Exercise aim:
Here are some records; quote them exactly, leaving out the pictures.
____
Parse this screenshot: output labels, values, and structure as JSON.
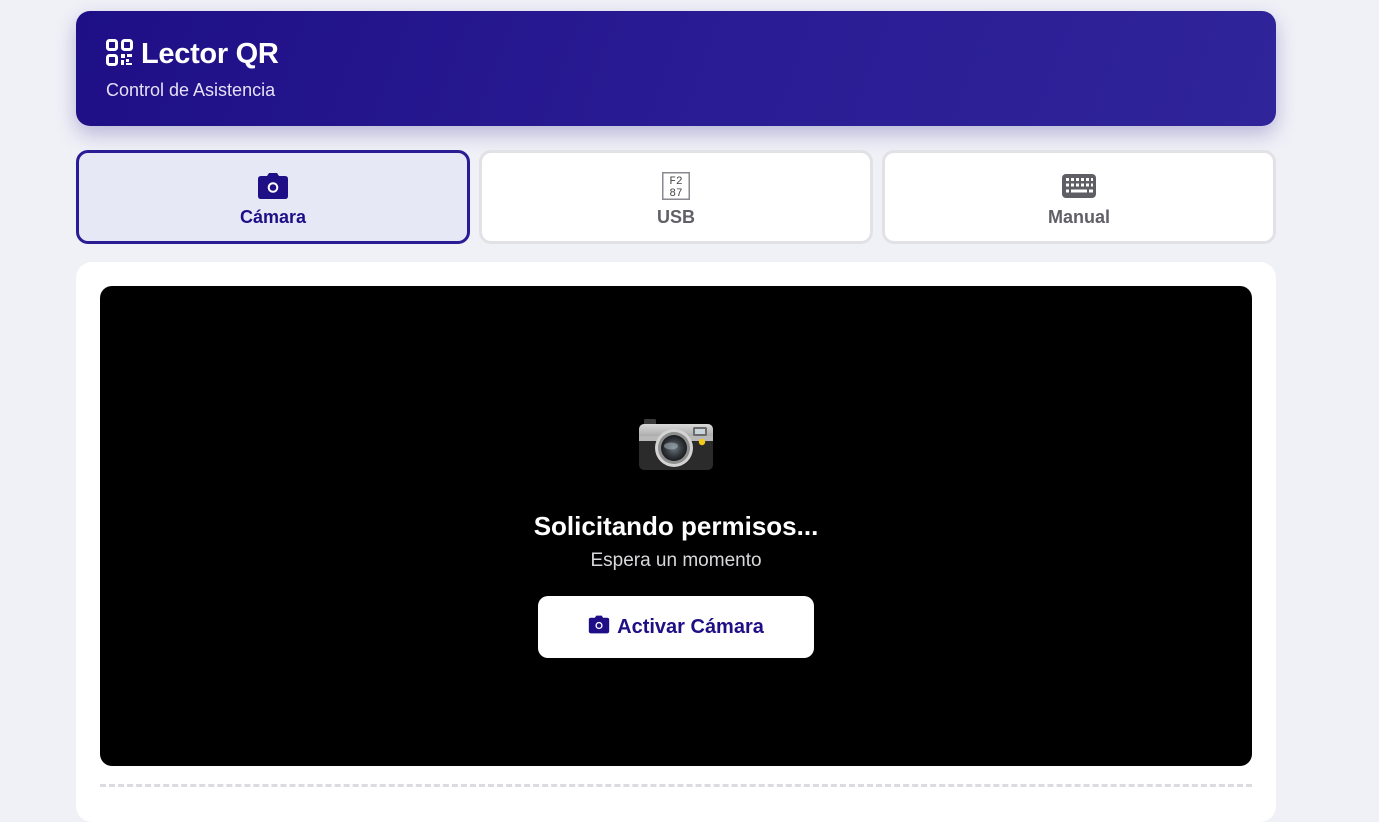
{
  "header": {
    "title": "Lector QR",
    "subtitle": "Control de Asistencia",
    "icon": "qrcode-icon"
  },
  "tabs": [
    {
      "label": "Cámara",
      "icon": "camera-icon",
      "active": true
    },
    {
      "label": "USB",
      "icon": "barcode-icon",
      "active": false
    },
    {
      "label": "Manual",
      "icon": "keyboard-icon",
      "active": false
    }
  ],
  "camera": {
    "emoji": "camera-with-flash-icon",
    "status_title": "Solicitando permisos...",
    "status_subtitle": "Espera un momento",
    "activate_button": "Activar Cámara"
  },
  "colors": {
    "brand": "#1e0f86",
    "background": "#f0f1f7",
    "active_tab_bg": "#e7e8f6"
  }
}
____
Result of the exercise:
Parse this screenshot: output labels, values, and structure as JSON.
{
  "header": {
    "title": "Lector QR",
    "subtitle": "Control de Asistencia",
    "icon": "qrcode-icon"
  },
  "tabs": [
    {
      "label": "Cámara",
      "icon": "camera-icon",
      "active": true
    },
    {
      "label": "USB",
      "icon": "barcode-icon",
      "active": false
    },
    {
      "label": "Manual",
      "icon": "keyboard-icon",
      "active": false
    }
  ],
  "camera": {
    "emoji": "camera-with-flash-icon",
    "status_title": "Solicitando permisos...",
    "status_subtitle": "Espera un momento",
    "activate_button": "Activar Cámara"
  },
  "colors": {
    "brand": "#1e0f86",
    "background": "#f0f1f7",
    "active_tab_bg": "#e7e8f6"
  }
}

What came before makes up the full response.